INSTRUCTIONS FOR THE TASK => Extract every line that contains the string "consumption".

ROWS =>
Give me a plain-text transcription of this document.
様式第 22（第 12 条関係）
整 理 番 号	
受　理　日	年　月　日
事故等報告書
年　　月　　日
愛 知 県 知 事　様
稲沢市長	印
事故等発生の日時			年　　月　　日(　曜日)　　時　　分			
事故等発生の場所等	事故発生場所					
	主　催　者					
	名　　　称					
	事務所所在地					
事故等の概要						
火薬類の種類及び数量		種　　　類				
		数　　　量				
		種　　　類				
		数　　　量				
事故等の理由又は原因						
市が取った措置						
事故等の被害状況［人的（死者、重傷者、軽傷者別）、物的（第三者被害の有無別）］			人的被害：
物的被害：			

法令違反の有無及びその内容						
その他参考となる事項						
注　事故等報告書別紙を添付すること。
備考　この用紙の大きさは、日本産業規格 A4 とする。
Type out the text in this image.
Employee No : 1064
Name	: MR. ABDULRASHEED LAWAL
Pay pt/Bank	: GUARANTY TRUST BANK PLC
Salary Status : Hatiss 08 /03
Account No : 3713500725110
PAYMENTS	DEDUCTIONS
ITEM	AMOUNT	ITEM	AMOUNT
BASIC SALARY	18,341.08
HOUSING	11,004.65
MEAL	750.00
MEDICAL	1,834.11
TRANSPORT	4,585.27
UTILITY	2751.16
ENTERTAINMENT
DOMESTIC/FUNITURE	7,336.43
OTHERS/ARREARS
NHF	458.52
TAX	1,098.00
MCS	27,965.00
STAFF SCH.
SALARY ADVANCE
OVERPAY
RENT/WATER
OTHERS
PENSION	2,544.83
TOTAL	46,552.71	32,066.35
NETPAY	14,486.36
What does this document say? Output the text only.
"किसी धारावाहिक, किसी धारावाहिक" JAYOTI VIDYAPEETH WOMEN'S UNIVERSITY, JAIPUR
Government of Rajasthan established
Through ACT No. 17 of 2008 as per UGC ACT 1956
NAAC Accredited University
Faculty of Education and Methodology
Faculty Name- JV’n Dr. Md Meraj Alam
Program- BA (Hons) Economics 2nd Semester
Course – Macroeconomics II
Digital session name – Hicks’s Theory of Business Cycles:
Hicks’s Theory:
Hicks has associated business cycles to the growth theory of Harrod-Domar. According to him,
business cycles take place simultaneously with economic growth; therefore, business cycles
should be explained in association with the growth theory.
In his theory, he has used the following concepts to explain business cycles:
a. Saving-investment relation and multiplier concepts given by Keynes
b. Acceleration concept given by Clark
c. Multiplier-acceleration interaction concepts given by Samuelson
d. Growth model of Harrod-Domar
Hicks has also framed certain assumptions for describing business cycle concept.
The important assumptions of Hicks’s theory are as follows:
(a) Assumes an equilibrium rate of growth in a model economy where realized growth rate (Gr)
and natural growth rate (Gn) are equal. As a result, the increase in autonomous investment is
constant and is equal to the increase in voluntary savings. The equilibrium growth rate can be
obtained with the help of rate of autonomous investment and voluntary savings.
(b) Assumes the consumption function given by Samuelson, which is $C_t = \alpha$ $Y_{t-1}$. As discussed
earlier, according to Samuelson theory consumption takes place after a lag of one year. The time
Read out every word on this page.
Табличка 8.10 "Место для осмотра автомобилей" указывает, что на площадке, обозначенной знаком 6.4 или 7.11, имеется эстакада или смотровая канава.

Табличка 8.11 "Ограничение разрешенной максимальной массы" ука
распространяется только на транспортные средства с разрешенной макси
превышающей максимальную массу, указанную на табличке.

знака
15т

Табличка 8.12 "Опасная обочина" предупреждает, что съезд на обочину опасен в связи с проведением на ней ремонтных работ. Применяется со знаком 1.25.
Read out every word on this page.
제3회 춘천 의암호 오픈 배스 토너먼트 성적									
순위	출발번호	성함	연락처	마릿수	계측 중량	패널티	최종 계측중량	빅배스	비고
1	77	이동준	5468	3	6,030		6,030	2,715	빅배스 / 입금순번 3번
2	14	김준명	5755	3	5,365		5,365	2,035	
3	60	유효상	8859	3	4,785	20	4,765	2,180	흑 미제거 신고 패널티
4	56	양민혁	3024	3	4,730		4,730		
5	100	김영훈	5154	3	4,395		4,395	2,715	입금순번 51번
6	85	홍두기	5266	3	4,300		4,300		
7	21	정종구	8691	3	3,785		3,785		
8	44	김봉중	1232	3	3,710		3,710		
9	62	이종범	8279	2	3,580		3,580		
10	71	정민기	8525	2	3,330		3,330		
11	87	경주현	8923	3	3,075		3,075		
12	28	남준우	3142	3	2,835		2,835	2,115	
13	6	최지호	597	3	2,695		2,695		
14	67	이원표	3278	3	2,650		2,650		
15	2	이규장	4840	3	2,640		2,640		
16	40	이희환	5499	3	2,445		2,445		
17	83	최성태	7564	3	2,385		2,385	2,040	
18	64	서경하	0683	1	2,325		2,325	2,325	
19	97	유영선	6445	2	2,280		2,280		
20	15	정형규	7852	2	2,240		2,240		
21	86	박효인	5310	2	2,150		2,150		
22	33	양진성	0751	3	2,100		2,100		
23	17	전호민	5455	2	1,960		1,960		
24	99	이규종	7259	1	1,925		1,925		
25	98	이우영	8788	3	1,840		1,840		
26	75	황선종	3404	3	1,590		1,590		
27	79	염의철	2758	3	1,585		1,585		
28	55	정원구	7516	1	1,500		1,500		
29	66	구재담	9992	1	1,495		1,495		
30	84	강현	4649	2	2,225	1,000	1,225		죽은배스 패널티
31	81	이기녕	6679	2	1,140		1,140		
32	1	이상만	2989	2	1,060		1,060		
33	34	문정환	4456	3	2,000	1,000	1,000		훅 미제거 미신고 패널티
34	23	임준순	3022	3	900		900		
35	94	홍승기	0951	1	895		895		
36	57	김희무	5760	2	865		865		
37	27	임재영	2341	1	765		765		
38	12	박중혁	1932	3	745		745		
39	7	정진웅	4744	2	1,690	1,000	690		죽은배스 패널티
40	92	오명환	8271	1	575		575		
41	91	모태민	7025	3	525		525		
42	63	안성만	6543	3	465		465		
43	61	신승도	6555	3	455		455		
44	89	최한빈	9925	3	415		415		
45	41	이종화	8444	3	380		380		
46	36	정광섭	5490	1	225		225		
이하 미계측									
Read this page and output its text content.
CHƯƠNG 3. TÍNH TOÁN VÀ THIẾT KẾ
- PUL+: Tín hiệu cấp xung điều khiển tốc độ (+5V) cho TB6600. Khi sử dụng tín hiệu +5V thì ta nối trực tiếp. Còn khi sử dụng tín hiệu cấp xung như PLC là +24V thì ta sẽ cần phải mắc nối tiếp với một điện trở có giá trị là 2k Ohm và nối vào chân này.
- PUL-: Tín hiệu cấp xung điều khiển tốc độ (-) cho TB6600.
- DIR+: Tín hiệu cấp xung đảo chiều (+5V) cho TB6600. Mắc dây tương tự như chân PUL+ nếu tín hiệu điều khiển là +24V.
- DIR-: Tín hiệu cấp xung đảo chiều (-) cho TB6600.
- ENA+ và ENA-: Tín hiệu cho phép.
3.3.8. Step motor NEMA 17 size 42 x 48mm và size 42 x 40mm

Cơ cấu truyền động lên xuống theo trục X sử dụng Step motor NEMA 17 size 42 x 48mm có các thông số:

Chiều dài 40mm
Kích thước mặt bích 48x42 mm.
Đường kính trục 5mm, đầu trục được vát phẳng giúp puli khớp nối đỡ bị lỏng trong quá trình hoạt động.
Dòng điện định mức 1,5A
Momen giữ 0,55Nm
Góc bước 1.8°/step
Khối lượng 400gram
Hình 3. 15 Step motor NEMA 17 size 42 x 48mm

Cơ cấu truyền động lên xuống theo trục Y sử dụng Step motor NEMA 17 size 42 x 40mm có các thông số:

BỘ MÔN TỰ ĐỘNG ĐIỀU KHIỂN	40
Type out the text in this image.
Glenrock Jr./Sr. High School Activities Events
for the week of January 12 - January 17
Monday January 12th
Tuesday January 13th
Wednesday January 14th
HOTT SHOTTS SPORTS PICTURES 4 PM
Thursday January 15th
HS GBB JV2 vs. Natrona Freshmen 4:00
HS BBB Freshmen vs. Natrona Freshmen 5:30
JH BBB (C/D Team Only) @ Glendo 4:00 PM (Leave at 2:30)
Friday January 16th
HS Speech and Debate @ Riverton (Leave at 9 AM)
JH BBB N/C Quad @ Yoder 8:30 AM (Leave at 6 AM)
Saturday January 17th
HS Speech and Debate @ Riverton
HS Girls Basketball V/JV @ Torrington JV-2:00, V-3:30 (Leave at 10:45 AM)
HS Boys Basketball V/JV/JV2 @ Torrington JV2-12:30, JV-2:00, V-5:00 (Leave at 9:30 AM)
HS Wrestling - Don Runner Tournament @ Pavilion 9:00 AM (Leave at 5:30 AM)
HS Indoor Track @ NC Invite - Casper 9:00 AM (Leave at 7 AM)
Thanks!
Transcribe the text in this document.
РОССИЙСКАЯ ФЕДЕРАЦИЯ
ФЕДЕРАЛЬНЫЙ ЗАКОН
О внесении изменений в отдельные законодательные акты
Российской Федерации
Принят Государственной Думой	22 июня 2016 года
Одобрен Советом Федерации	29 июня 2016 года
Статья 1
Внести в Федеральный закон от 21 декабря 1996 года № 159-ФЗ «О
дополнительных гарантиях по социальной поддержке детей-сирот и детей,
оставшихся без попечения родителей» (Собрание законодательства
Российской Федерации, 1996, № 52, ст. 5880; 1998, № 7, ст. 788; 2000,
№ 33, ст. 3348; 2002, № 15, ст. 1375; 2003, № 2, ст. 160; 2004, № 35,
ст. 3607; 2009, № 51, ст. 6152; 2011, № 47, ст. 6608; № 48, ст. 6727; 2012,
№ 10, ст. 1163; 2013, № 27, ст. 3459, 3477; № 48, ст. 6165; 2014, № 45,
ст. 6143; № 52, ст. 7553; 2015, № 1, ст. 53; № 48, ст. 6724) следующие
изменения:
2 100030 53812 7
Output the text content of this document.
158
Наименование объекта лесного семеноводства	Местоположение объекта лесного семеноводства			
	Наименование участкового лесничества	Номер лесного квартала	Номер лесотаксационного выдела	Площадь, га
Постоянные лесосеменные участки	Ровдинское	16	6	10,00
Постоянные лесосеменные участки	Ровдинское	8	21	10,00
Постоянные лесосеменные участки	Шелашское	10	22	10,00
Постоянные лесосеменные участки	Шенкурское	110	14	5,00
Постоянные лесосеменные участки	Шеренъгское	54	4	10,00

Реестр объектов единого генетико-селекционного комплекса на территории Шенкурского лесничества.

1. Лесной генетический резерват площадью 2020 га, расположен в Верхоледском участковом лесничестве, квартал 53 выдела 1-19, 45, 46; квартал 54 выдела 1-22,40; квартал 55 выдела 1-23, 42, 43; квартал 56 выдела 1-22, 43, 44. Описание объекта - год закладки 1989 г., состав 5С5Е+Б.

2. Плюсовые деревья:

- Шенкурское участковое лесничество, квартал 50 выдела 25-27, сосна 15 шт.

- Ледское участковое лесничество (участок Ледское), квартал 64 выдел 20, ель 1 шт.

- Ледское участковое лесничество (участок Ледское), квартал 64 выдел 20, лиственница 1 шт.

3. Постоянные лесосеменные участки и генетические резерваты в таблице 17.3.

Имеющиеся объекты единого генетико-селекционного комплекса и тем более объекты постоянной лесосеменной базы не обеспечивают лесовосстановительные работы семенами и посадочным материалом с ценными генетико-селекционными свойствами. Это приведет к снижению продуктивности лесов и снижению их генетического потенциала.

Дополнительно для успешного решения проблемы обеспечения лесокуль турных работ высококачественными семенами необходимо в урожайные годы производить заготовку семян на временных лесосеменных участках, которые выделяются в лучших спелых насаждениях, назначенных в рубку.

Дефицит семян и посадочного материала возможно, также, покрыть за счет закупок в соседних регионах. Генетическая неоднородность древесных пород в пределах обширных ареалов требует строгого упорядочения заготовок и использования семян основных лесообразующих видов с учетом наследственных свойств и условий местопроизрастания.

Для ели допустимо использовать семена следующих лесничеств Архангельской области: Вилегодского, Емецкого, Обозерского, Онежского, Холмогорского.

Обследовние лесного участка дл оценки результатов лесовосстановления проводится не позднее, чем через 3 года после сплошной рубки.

EXERCISE SOLUTION =>
(b) Assumes the consumption function given by Samuelson, which is $C_t = \alpha$ $Y_{t-1}$. As discussed
earlier, according to Samuelson theory consumption takes place after a lag of one year. The time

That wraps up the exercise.